▶ [Brief] Search the data for the word "existantes". Reproduce every line where it is found.

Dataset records
_ _ _ _ _

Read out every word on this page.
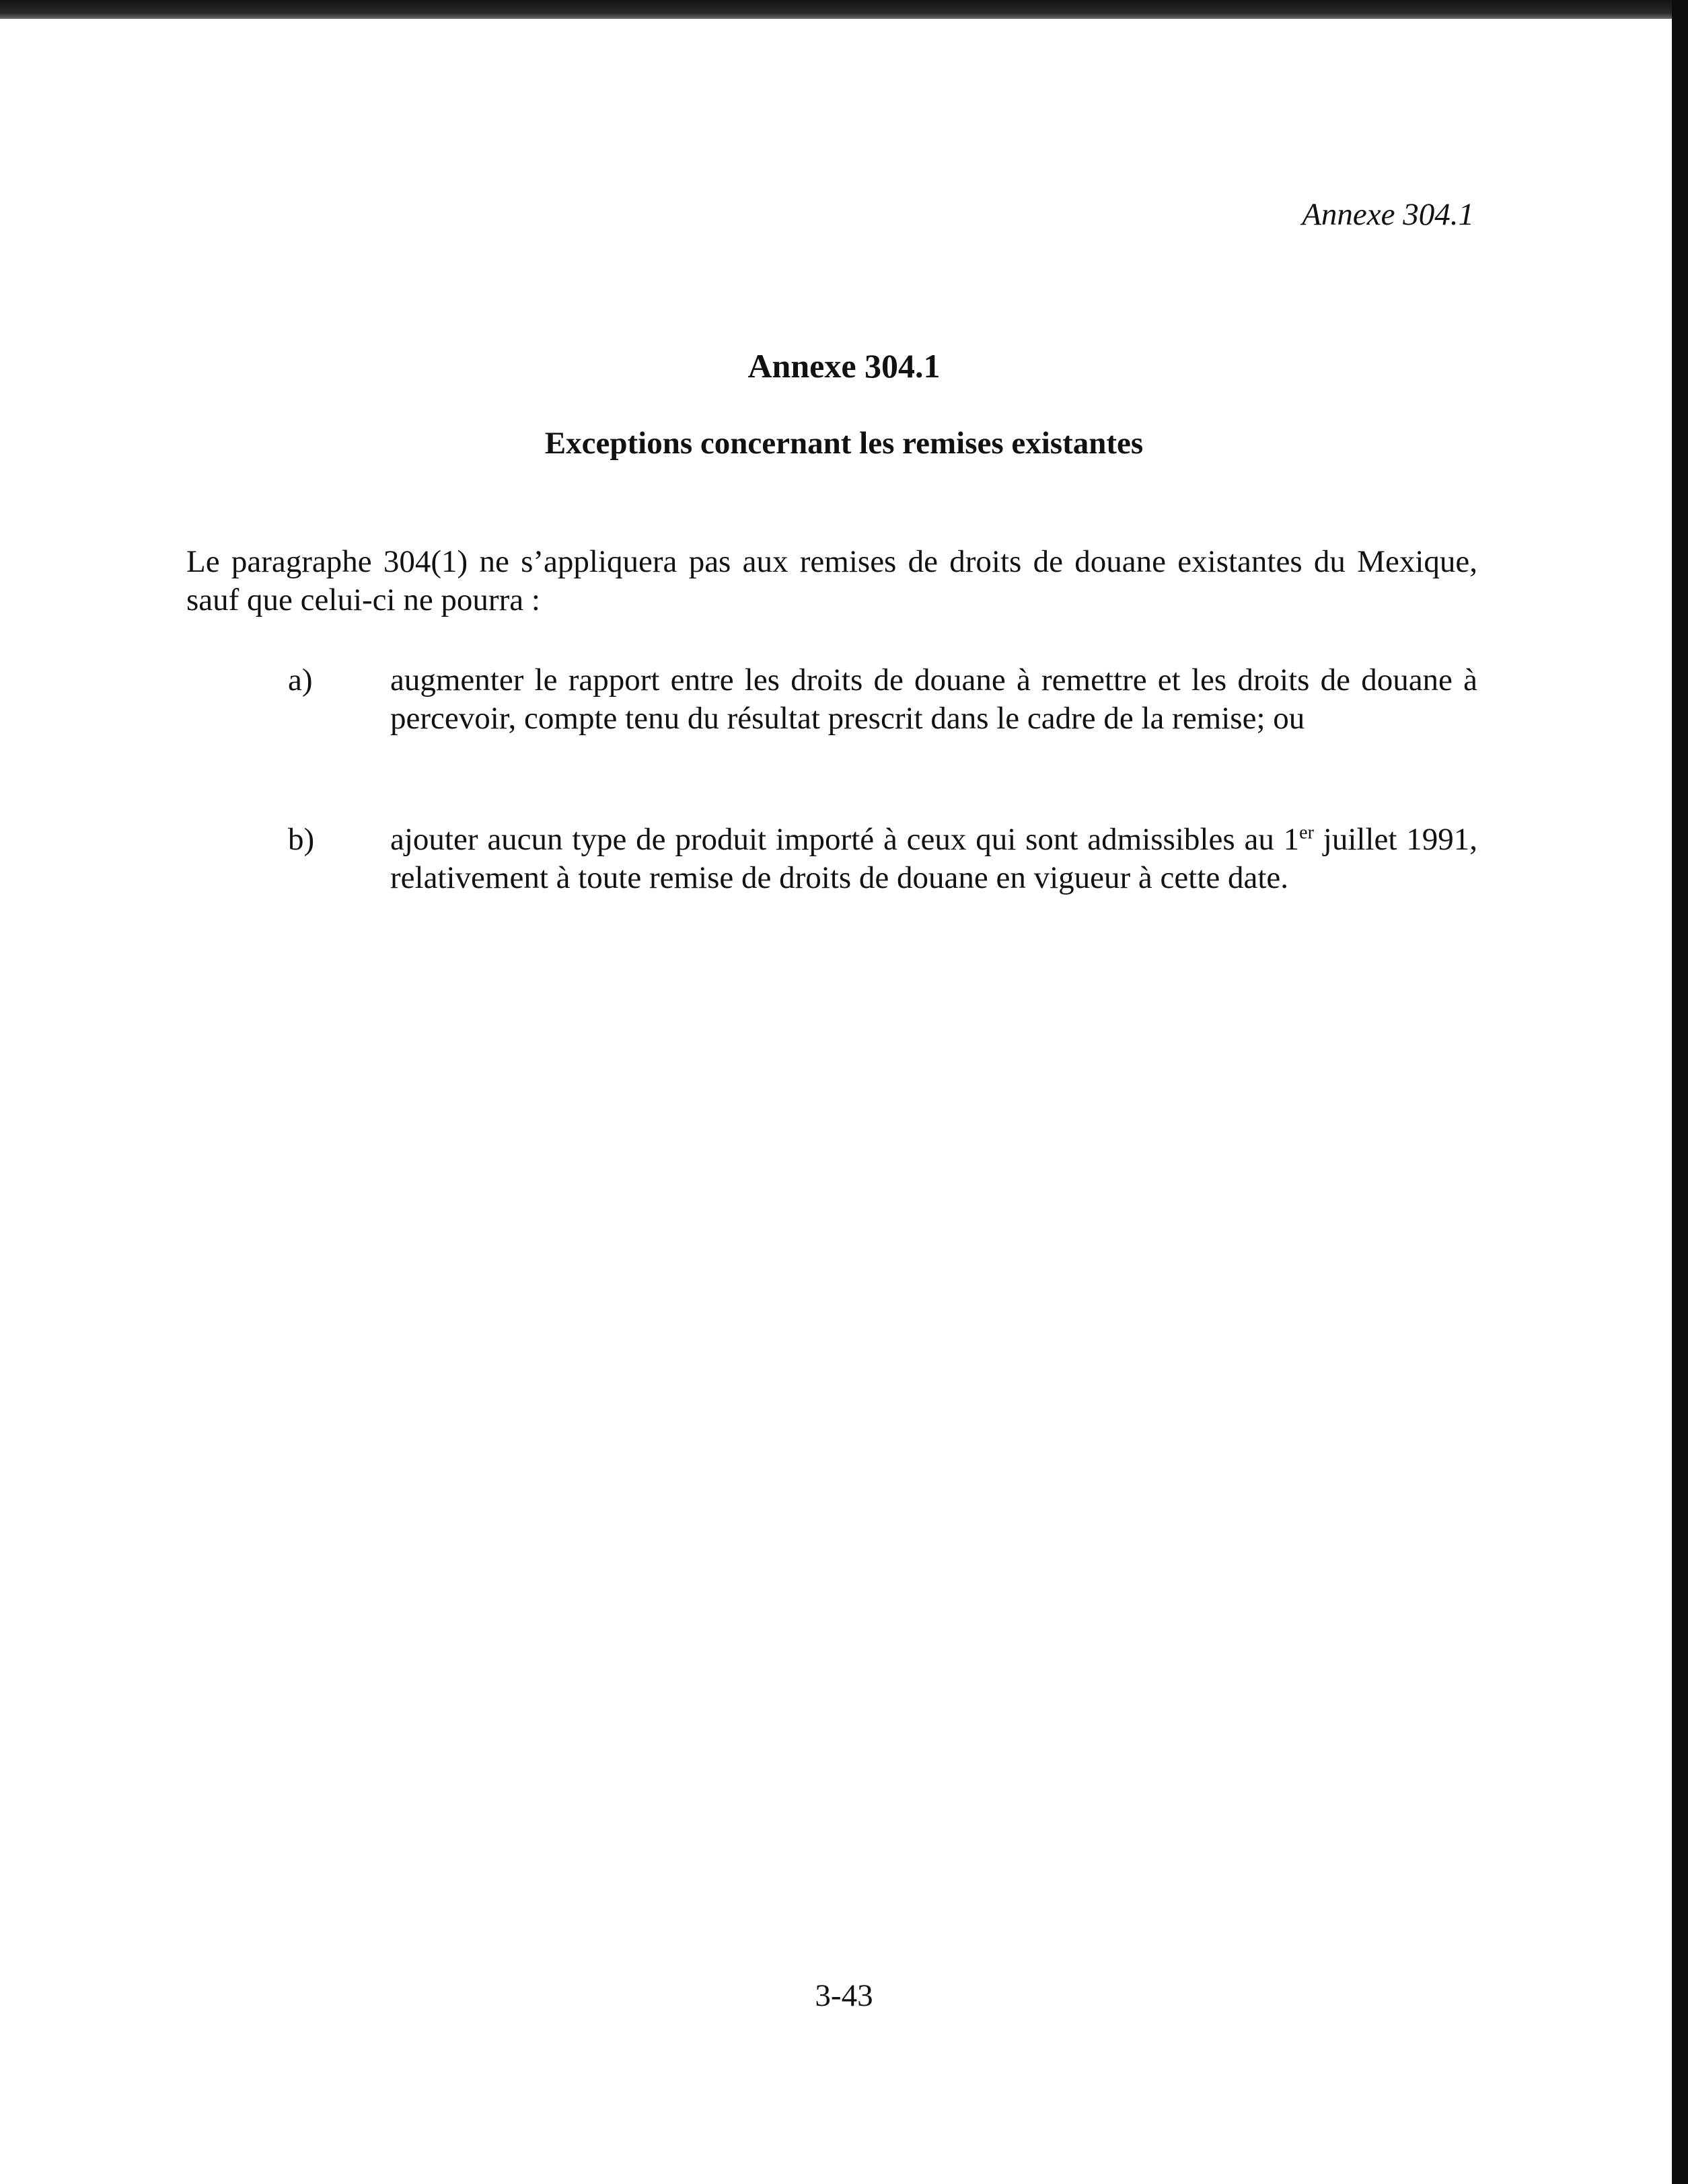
Annexe 304.1

Annexe 304.1
Exceptions concernant les remises existantes

Le paragraphe 304(1) ne s’appliquera pas aux remises de droits de douane existantes du Mexique, sauf que celui-ci ne pourra :

a) augmenter le rapport entre les droits de douane à remettre et les droits de douane à percevoir, compte tenu du résultat prescrit dans le cadre de la remise; ou

b) ajouter aucun type de produit importé à ceux qui sont admissibles au 1er juillet 1991, relativement à toute remise de droits de douane en vigueur à cette date.

3-43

_ _ _ _ _

▶ [Expected output]
Exceptions concernant les remises existantes
Le paragraphe 304(1) ne s’appliquera pas aux remises de droits de douane existantes du Mexique, sauf que celui-ci ne pourra :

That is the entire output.